» **Input**:
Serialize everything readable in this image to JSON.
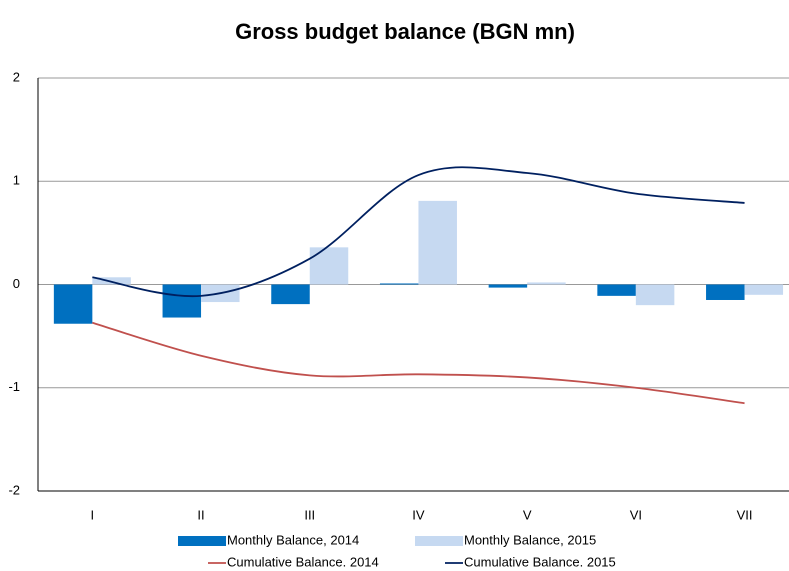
{
  "chart_data": {
    "type": "bar_line",
    "title": "Gross budget balance (BGN mn)",
    "categories": [
      "I",
      "II",
      "III",
      "IV",
      "V",
      "VI",
      "VII"
    ],
    "ylim": [
      -2,
      2
    ],
    "yticks": [
      -2,
      -1,
      0,
      1,
      2
    ],
    "grid": true,
    "series": [
      {
        "name": "Monthly Balance, 2014",
        "type": "bar",
        "color": "#0070c0",
        "values": [
          -0.38,
          -0.32,
          -0.19,
          0.01,
          -0.03,
          -0.11,
          -0.15
        ]
      },
      {
        "name": "Monthly Balance, 2015",
        "type": "bar",
        "color": "#c6d9f1",
        "values": [
          0.07,
          -0.17,
          0.36,
          0.81,
          0.02,
          -0.2,
          -0.1
        ]
      },
      {
        "name": "Cumulative Balance. 2014",
        "type": "line",
        "color": "#c0504d",
        "values": [
          -0.37,
          -0.69,
          -0.88,
          -0.87,
          -0.9,
          -1.0,
          -1.15
        ]
      },
      {
        "name": "Cumulative Balance. 2015",
        "type": "line",
        "color": "#002060",
        "values": [
          0.07,
          -0.11,
          0.25,
          1.06,
          1.08,
          0.88,
          0.79
        ]
      }
    ],
    "legend": "bottom"
  }
}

» **What you have to do**: Isolate the lines that hold the word "color" and copy all of them.

» **Output of the exercise**:
        "color": "#0070c0",
        "color": "#c6d9f1",
        "color": "#c0504d",
        "color": "#002060",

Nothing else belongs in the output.